**DIRECTIVE**. Give the count of lines in the data that include the string "object", with no added remarks.

╭─ TASK INPUT

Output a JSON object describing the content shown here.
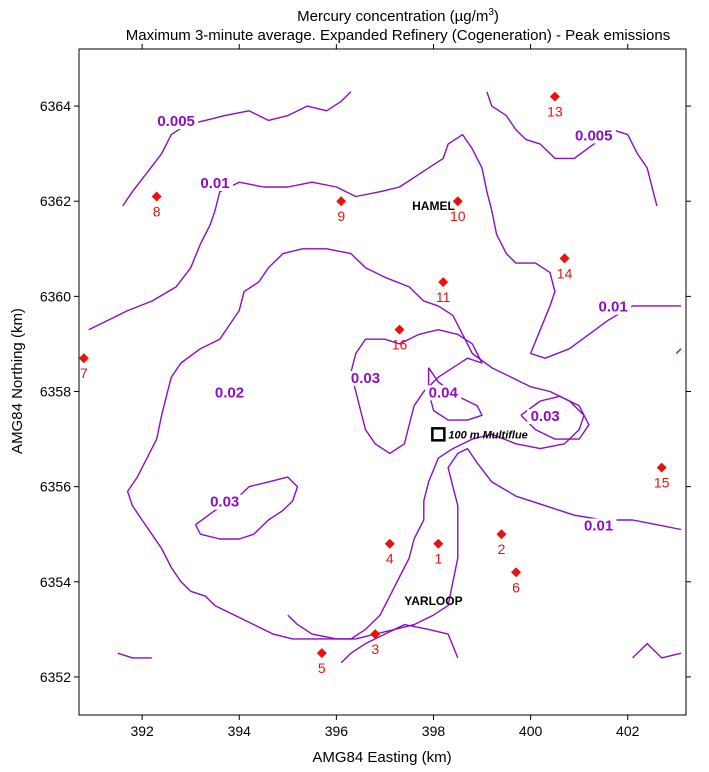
{
  "chart_data": {
    "type": "contour",
    "title": "Mercury concentration (µg/m³)",
    "title_main": "Mercury concentration (µg/m",
    "title_sup": "3",
    "title_end": ")",
    "subtitle": "Maximum 3-minute average.  Expanded Refinery (Cogeneration) - Peak emissions",
    "xlabel": "AMG84 Easting (km)",
    "ylabel": "AMG84 Northing (km)",
    "xlim": [
      390.7,
      403.2
    ],
    "ylim": [
      6351.2,
      6365.2
    ],
    "x_ticks": [
      "392",
      "394",
      "396",
      "398",
      "400",
      "402"
    ],
    "y_ticks": [
      "6352",
      "6354",
      "6356",
      "6358",
      "6360",
      "6362",
      "6364"
    ],
    "contour_color": "#8a0fc4",
    "receptor_color": "#e8140c",
    "contour_labels": [
      {
        "text": "0.005",
        "x": 392.7,
        "y": 6363.6
      },
      {
        "text": "0.005",
        "x": 401.3,
        "y": 6363.3
      },
      {
        "text": "0.01",
        "x": 393.5,
        "y": 6362.3
      },
      {
        "text": "0.01",
        "x": 401.7,
        "y": 6359.7
      },
      {
        "text": "0.01",
        "x": 401.4,
        "y": 6355.1
      },
      {
        "text": "0.02",
        "x": 393.8,
        "y": 6357.9
      },
      {
        "text": "0.03",
        "x": 396.6,
        "y": 6358.2
      },
      {
        "text": "0.04",
        "x": 398.2,
        "y": 6357.9
      },
      {
        "text": "0.03",
        "x": 400.3,
        "y": 6357.4
      },
      {
        "text": "0.03",
        "x": 393.7,
        "y": 6355.6
      }
    ],
    "towns": [
      {
        "name": "HAMEL",
        "x": 398.0,
        "y": 6361.9
      },
      {
        "name": "YARLOOP",
        "x": 398.0,
        "y": 6353.6
      }
    ],
    "source": {
      "label": "100 m Multiflue",
      "x": 398.1,
      "y": 6357.1
    },
    "receptors": [
      {
        "id": "1",
        "x": 398.1,
        "y": 6354.8
      },
      {
        "id": "2",
        "x": 399.4,
        "y": 6355.0
      },
      {
        "id": "3",
        "x": 396.8,
        "y": 6352.9
      },
      {
        "id": "4",
        "x": 397.1,
        "y": 6354.8
      },
      {
        "id": "5",
        "x": 395.7,
        "y": 6352.5
      },
      {
        "id": "6",
        "x": 399.7,
        "y": 6354.2
      },
      {
        "id": "7",
        "x": 390.8,
        "y": 6358.7
      },
      {
        "id": "8",
        "x": 392.3,
        "y": 6362.1
      },
      {
        "id": "9",
        "x": 396.1,
        "y": 6362.0
      },
      {
        "id": "10",
        "x": 398.5,
        "y": 6362.0
      },
      {
        "id": "11",
        "x": 398.2,
        "y": 6360.3
      },
      {
        "id": "13",
        "x": 400.5,
        "y": 6364.2
      },
      {
        "id": "14",
        "x": 400.7,
        "y": 6360.8
      },
      {
        "id": "15",
        "x": 402.7,
        "y": 6356.4
      },
      {
        "id": "16",
        "x": 397.3,
        "y": 6359.3
      }
    ],
    "contours": [
      {
        "level": "0.005",
        "points": [
          [
            391.6,
            6361.9
          ],
          [
            391.8,
            6362.2
          ],
          [
            392.1,
            6362.6
          ],
          [
            392.4,
            6363.0
          ],
          [
            392.6,
            6363.4
          ],
          [
            392.9,
            6363.6
          ],
          [
            393.3,
            6363.7
          ],
          [
            393.7,
            6363.8
          ],
          [
            394.2,
            6363.9
          ],
          [
            394.6,
            6363.7
          ],
          [
            395.0,
            6363.8
          ],
          [
            395.4,
            6364.0
          ],
          [
            395.8,
            6363.9
          ],
          [
            396.1,
            6364.1
          ],
          [
            396.3,
            6364.3
          ]
        ]
      },
      {
        "level": "0.005",
        "points": [
          [
            399.1,
            6364.3
          ],
          [
            399.2,
            6364.0
          ],
          [
            399.5,
            6363.8
          ],
          [
            399.7,
            6363.5
          ],
          [
            399.9,
            6363.3
          ],
          [
            400.2,
            6363.2
          ],
          [
            400.5,
            6362.9
          ],
          [
            400.9,
            6362.9
          ],
          [
            401.3,
            6363.2
          ],
          [
            401.7,
            6363.5
          ],
          [
            402.0,
            6363.4
          ],
          [
            402.2,
            6363.0
          ],
          [
            402.4,
            6362.7
          ],
          [
            402.5,
            6362.3
          ],
          [
            402.6,
            6361.9
          ]
        ]
      },
      {
        "level": "0.01",
        "points": [
          [
            390.9,
            6359.3
          ],
          [
            391.3,
            6359.5
          ],
          [
            391.7,
            6359.7
          ],
          [
            392.2,
            6359.9
          ],
          [
            392.7,
            6360.2
          ],
          [
            393.0,
            6360.6
          ],
          [
            393.2,
            6361.1
          ],
          [
            393.4,
            6361.5
          ],
          [
            393.5,
            6361.8
          ],
          [
            393.6,
            6362.2
          ],
          [
            394.0,
            6362.4
          ],
          [
            394.5,
            6362.3
          ],
          [
            395.0,
            6362.3
          ],
          [
            395.5,
            6362.4
          ],
          [
            396.0,
            6362.3
          ],
          [
            396.4,
            6362.1
          ],
          [
            396.9,
            6362.2
          ],
          [
            397.3,
            6362.3
          ],
          [
            397.6,
            6362.5
          ],
          [
            397.9,
            6362.7
          ],
          [
            398.2,
            6362.9
          ],
          [
            398.3,
            6363.2
          ],
          [
            398.6,
            6363.4
          ],
          [
            398.8,
            6363.1
          ],
          [
            399.0,
            6362.7
          ],
          [
            399.1,
            6362.2
          ],
          [
            399.2,
            6361.8
          ],
          [
            399.3,
            6361.3
          ],
          [
            399.5,
            6360.9
          ],
          [
            399.7,
            6360.7
          ],
          [
            400.1,
            6360.7
          ],
          [
            400.4,
            6360.5
          ],
          [
            400.5,
            6360.1
          ],
          [
            400.4,
            6359.8
          ],
          [
            400.2,
            6359.3
          ],
          [
            400.0,
            6358.8
          ],
          [
            400.3,
            6358.7
          ],
          [
            400.8,
            6358.9
          ],
          [
            401.2,
            6359.2
          ],
          [
            401.6,
            6359.5
          ],
          [
            402.1,
            6359.8
          ],
          [
            402.6,
            6359.8
          ],
          [
            403.1,
            6359.8
          ]
        ]
      },
      {
        "level": "0.01",
        "points": [
          [
            403.1,
            6358.9
          ],
          [
            403.0,
            6358.8
          ]
        ]
      },
      {
        "level": "0.01",
        "points": [
          [
            403.1,
            6355.1
          ],
          [
            402.6,
            6355.2
          ],
          [
            402.1,
            6355.3
          ],
          [
            401.5,
            6355.3
          ],
          [
            400.9,
            6355.4
          ],
          [
            400.3,
            6355.6
          ],
          [
            399.7,
            6355.8
          ],
          [
            399.2,
            6356.1
          ],
          [
            398.9,
            6356.5
          ],
          [
            398.7,
            6356.8
          ],
          [
            398.5,
            6356.7
          ],
          [
            398.3,
            6356.4
          ],
          [
            398.4,
            6356.0
          ],
          [
            398.5,
            6355.6
          ],
          [
            398.5,
            6355.0
          ],
          [
            398.5,
            6354.5
          ],
          [
            398.4,
            6354.0
          ],
          [
            398.3,
            6353.5
          ],
          [
            398.0,
            6353.3
          ],
          [
            397.6,
            6353.1
          ],
          [
            397.2,
            6353.0
          ],
          [
            396.8,
            6352.9
          ],
          [
            396.4,
            6352.8
          ],
          [
            396.0,
            6352.8
          ],
          [
            395.5,
            6352.9
          ],
          [
            395.2,
            6353.1
          ],
          [
            395.0,
            6353.3
          ]
        ]
      },
      {
        "level": "0.01",
        "points": [
          [
            396.1,
            6352.3
          ],
          [
            396.3,
            6352.5
          ],
          [
            396.6,
            6352.7
          ],
          [
            397.0,
            6352.9
          ],
          [
            397.4,
            6353.1
          ],
          [
            397.9,
            6353.0
          ],
          [
            398.3,
            6352.9
          ],
          [
            398.5,
            6352.4
          ]
        ]
      },
      {
        "level": "0.01",
        "points": [
          [
            391.5,
            6352.5
          ],
          [
            391.8,
            6352.4
          ],
          [
            392.2,
            6352.4
          ]
        ]
      },
      {
        "level": "0.01",
        "points": [
          [
            402.1,
            6352.4
          ],
          [
            402.4,
            6352.7
          ],
          [
            402.7,
            6352.4
          ],
          [
            403.1,
            6352.5
          ]
        ]
      },
      {
        "level": "0.02",
        "points": [
          [
            397.8,
            6359.9
          ],
          [
            397.5,
            6360.2
          ],
          [
            397.0,
            6360.4
          ],
          [
            396.6,
            6360.6
          ],
          [
            396.3,
            6360.9
          ],
          [
            395.8,
            6361.0
          ],
          [
            395.3,
            6361.0
          ],
          [
            394.9,
            6360.9
          ],
          [
            394.6,
            6360.6
          ],
          [
            394.4,
            6360.3
          ],
          [
            394.1,
            6360.1
          ],
          [
            394.0,
            6359.7
          ],
          [
            393.8,
            6359.4
          ],
          [
            393.6,
            6359.1
          ],
          [
            393.2,
            6358.9
          ],
          [
            392.8,
            6358.6
          ],
          [
            392.6,
            6358.3
          ],
          [
            392.5,
            6357.9
          ],
          [
            392.4,
            6357.5
          ],
          [
            392.3,
            6357.0
          ],
          [
            392.1,
            6356.6
          ],
          [
            391.9,
            6356.2
          ],
          [
            391.7,
            6355.9
          ],
          [
            391.8,
            6355.6
          ],
          [
            392.0,
            6355.3
          ],
          [
            392.2,
            6355.0
          ],
          [
            392.4,
            6354.7
          ],
          [
            392.6,
            6354.3
          ],
          [
            392.8,
            6354.0
          ],
          [
            393.0,
            6353.8
          ],
          [
            393.3,
            6353.7
          ],
          [
            393.5,
            6353.5
          ],
          [
            393.9,
            6353.3
          ],
          [
            394.3,
            6353.1
          ],
          [
            394.7,
            6352.9
          ],
          [
            395.1,
            6352.8
          ],
          [
            395.5,
            6352.8
          ],
          [
            395.9,
            6352.8
          ],
          [
            396.3,
            6352.8
          ],
          [
            396.6,
            6353.0
          ],
          [
            396.9,
            6353.3
          ],
          [
            397.1,
            6353.7
          ],
          [
            397.3,
            6354.1
          ],
          [
            397.5,
            6354.5
          ],
          [
            397.6,
            6354.9
          ],
          [
            397.8,
            6355.3
          ],
          [
            397.8,
            6355.7
          ],
          [
            397.9,
            6356.1
          ],
          [
            398.1,
            6356.6
          ],
          [
            398.4,
            6356.8
          ],
          [
            398.8,
            6357.0
          ],
          [
            399.2,
            6357.1
          ],
          [
            399.7,
            6356.9
          ],
          [
            400.2,
            6356.8
          ],
          [
            400.7,
            6356.9
          ],
          [
            401.0,
            6357.2
          ],
          [
            401.1,
            6357.5
          ],
          [
            400.8,
            6357.8
          ],
          [
            400.4,
            6358.0
          ],
          [
            400.0,
            6358.1
          ],
          [
            399.6,
            6358.3
          ],
          [
            399.2,
            6358.5
          ],
          [
            398.8,
            6358.8
          ],
          [
            398.6,
            6359.2
          ],
          [
            398.4,
            6359.6
          ],
          [
            398.1,
            6359.8
          ],
          [
            397.8,
            6359.9
          ]
        ]
      },
      {
        "level": "0.03",
        "points": [
          [
            397.3,
            6359.0
          ],
          [
            397.0,
            6359.1
          ],
          [
            396.6,
            6359.1
          ],
          [
            396.4,
            6358.8
          ],
          [
            396.3,
            6358.4
          ],
          [
            396.4,
            6358.0
          ],
          [
            396.5,
            6357.6
          ],
          [
            396.6,
            6357.2
          ],
          [
            396.8,
            6356.9
          ],
          [
            397.1,
            6356.7
          ],
          [
            397.4,
            6356.9
          ],
          [
            397.5,
            6357.3
          ],
          [
            397.6,
            6357.7
          ],
          [
            397.8,
            6358.0
          ],
          [
            398.1,
            6358.3
          ],
          [
            398.4,
            6358.5
          ],
          [
            398.7,
            6358.7
          ],
          [
            399.0,
            6358.6
          ],
          [
            398.8,
            6359.0
          ],
          [
            398.5,
            6359.2
          ],
          [
            398.1,
            6359.3
          ],
          [
            397.7,
            6359.2
          ],
          [
            397.3,
            6359.0
          ]
        ]
      },
      {
        "level": "0.04",
        "points": [
          [
            397.9,
            6358.5
          ],
          [
            398.1,
            6358.2
          ],
          [
            398.5,
            6357.9
          ],
          [
            398.9,
            6357.7
          ],
          [
            399.0,
            6357.5
          ],
          [
            398.7,
            6357.4
          ],
          [
            398.3,
            6357.4
          ],
          [
            398.0,
            6357.6
          ],
          [
            397.9,
            6358.0
          ],
          [
            397.9,
            6358.5
          ]
        ]
      },
      {
        "level": "0.03",
        "points": [
          [
            399.8,
            6357.5
          ],
          [
            400.2,
            6357.8
          ],
          [
            400.6,
            6357.9
          ],
          [
            401.0,
            6357.7
          ],
          [
            401.2,
            6357.3
          ],
          [
            401.0,
            6357.0
          ],
          [
            400.5,
            6357.0
          ],
          [
            400.1,
            6357.2
          ],
          [
            399.8,
            6357.5
          ]
        ]
      },
      {
        "level": "0.03",
        "points": [
          [
            393.1,
            6355.2
          ],
          [
            393.5,
            6355.5
          ],
          [
            393.9,
            6355.7
          ],
          [
            394.2,
            6356.0
          ],
          [
            394.6,
            6356.1
          ],
          [
            395.0,
            6356.2
          ],
          [
            395.2,
            6356.0
          ],
          [
            395.1,
            6355.7
          ],
          [
            394.9,
            6355.5
          ],
          [
            394.6,
            6355.3
          ],
          [
            394.3,
            6355.0
          ],
          [
            394.0,
            6354.9
          ],
          [
            393.6,
            6354.9
          ],
          [
            393.2,
            6355.0
          ],
          [
            393.1,
            6355.2
          ]
        ]
      }
    ]
  }
}
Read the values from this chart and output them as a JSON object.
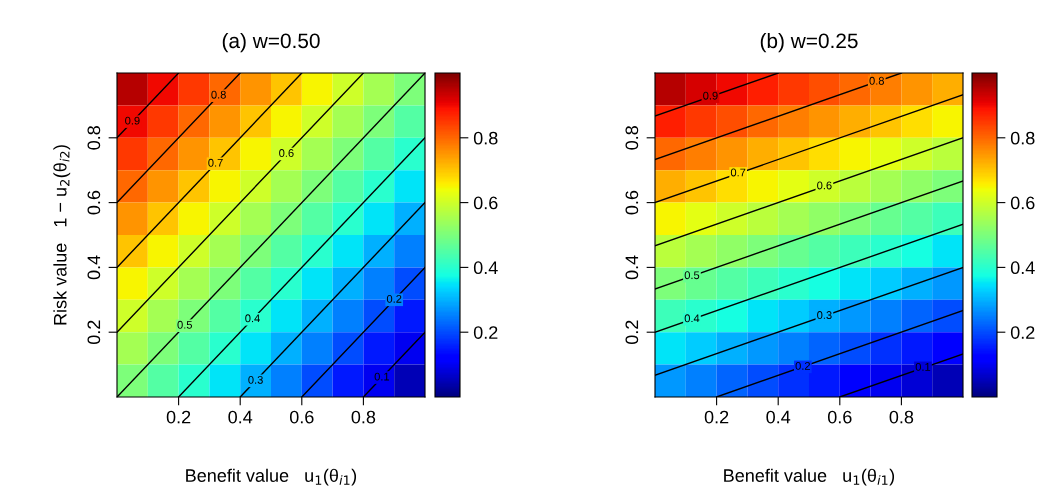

╰─

**EXERCISE RESULT**. 2